Supplied text:
Use your life to experience, visit and learn about the world sglad. These are the years that shape your thinking, not what you are taught.
Quite the opposite, I'm sorry say!
Had it not been for the British Empire, the Japanese might have remained a far more docile nation than an aggressive warmonger! Fact is that after the Meiji Restoration Japan decided to develop along the lines of western powers. It saw itself as similar in so many ways to the British - an island nation with an ancient and stable monarchy and much larger mainland rivals. Britain having the world's largest Empire was a further incentive for it to expand in similar fashion.
Incidentally, after World War I Britain was the leader in naval aviation. Japan, an ally of Britain, tried unsuccessfully ten times to gain information about Britain's new aircraft carrier designs. But Britain permitted a Scottish Peer to lead a delegation to Japan in 1921 as advisors. Lord Sempell, who had access to naval design secrets, quickly developed a love of Japan. Soon he was passing this information to his Japanese friends. Churchill covered up Sempill's exploits to avoid a scandal - "Clear him out" he told his aides.
From 1922 another British spy Frederick Rutland started passing secret information and taught the Japanese about carrier landing techniques. Several sources suggest that the Japanese could not have mounted the Pearl Harbour attack as early as December 1941 without this information. Rutland also turned up as a Japanese spy in Honolulu where he provided Japan with information about the disposition of the American fleet.

Exercise task 1:
In the passage on Britain and Japan, in what year did a Scottish peer lead a delegation to Japan as advisors?
Exercise task 2:
For each statement, say whether it agrees with the passage on Britain and Japan, and quote the passage's deciding words: (a) After World War I, Britain led in naval aviation. (b) Japan got information about Britain's new aircraft carrier designs on its first try. (c) Frederick Rutland began passing secret information in 1922.
Exercise task 3:
Carry on the passage on Britain and Japan from its last sentence.

Record extracts:
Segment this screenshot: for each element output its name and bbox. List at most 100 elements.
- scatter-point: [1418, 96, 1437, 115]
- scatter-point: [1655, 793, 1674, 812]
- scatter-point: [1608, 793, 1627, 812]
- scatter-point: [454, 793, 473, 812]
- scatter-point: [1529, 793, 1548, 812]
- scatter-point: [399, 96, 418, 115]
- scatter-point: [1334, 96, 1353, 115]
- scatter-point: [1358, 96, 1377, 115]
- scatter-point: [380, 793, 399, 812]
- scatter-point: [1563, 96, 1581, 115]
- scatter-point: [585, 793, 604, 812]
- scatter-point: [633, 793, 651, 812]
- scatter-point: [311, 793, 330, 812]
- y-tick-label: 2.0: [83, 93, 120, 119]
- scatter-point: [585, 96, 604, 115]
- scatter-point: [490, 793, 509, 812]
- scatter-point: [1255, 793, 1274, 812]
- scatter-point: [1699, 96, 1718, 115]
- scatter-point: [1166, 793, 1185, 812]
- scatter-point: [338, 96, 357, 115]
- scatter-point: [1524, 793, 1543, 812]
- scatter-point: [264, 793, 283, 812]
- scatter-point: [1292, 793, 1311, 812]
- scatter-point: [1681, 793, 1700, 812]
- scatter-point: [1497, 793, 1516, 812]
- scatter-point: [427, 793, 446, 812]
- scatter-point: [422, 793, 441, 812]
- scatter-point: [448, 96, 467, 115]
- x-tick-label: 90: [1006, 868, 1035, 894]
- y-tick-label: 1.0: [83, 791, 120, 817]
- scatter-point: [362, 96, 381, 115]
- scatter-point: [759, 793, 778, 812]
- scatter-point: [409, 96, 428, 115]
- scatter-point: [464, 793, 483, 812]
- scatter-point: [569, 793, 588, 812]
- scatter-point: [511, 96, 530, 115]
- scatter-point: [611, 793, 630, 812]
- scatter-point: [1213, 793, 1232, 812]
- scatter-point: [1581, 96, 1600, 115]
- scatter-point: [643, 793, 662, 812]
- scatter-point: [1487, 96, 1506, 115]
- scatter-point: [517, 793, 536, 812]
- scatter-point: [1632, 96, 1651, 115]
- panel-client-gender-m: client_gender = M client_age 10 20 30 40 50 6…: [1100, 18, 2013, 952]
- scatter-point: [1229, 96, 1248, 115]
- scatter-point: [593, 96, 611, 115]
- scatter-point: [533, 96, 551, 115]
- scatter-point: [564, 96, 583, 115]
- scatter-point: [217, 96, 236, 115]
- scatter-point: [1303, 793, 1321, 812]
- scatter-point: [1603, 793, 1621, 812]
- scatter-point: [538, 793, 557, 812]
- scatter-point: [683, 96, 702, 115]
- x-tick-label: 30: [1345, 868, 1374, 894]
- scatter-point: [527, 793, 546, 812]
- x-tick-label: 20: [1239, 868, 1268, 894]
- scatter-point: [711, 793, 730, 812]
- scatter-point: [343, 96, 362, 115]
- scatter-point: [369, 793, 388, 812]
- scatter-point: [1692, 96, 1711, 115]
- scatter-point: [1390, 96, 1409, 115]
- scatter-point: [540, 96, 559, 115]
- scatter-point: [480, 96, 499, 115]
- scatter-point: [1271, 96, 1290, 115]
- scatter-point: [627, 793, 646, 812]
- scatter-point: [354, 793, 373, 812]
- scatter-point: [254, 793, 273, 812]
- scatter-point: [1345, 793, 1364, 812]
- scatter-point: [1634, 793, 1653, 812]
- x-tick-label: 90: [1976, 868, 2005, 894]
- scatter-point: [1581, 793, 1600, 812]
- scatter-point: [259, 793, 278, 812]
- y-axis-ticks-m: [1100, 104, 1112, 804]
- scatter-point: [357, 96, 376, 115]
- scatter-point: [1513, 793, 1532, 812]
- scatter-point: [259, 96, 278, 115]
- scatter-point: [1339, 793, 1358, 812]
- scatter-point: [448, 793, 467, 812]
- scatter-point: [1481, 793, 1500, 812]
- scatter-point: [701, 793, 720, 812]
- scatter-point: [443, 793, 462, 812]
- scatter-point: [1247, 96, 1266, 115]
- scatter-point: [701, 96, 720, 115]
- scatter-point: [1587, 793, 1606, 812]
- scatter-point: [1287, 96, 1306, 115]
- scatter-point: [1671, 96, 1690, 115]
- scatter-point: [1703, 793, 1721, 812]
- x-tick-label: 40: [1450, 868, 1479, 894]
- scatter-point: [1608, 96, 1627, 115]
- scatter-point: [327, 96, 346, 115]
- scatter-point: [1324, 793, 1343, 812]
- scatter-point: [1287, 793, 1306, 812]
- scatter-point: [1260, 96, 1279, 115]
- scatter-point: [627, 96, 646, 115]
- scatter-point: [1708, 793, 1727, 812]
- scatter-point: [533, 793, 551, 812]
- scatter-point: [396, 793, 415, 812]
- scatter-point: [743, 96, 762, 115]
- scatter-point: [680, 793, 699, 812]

Task output 1:
1921

Task output 2:
(a) Yes: "after World War I Britain was the leader in naval aviation"
(b) No: "tried unsuccessfully ten times to gain information about Britain's new aircraft carrier designs"
(c) Yes: "From 1922 another British spy Frederick Rutland started passing secret information"

Task output 3:
In a touch of supreme irony, a British MI5 officer is quoted as saying there was no doubt Rutland was a "paid agent of the Japanese." The officer was none other than Anthony Blunt, himself a notorious British spy - but for the Soviets.
And other British spies passed crucial information over to the Japanese. A British colonial serviceman in Malaya named Roberts gave them the plans of the British base in Singapore. With that the Japanese realised a land-based offensive could succeed, something Churchill and his colleagues were convinced was impossible.
But note: I am not saying Britain caused the rise of a militaristic Japan. But it provided the template, and thanks to its spies some of the vital technical information essential to its initial successes.
Fountainhall - you (and Arsenal) are both educating me in this debate, but how come you designate the traitor Lord Sempill as Scottish yet Frederick Rutland (who appears to have been English through and through) is designated as British
Oh dear! Big mistake! :blush: Frederick Rutland, naval officer and spy, was born in Weymouth, ENGLAND in 1886. Disgraced, he committed suicide in 1949
Fountainhall: Your answers are becoming less and less about engaging and more about writing mini lectures. Japan produced the finest army ever assembled and swept through Asia taking Singapore with 80000 Empire troops in a week with less than half that number. So without the British as well as Aus, NZ, Canada etc troops they would have conquered almost unlimited territory and Nanking would have been repeated again and again. So not wrong. And you must know how hated the Japanese are throughout Asia as well as other countries because of their behaviour in WW II.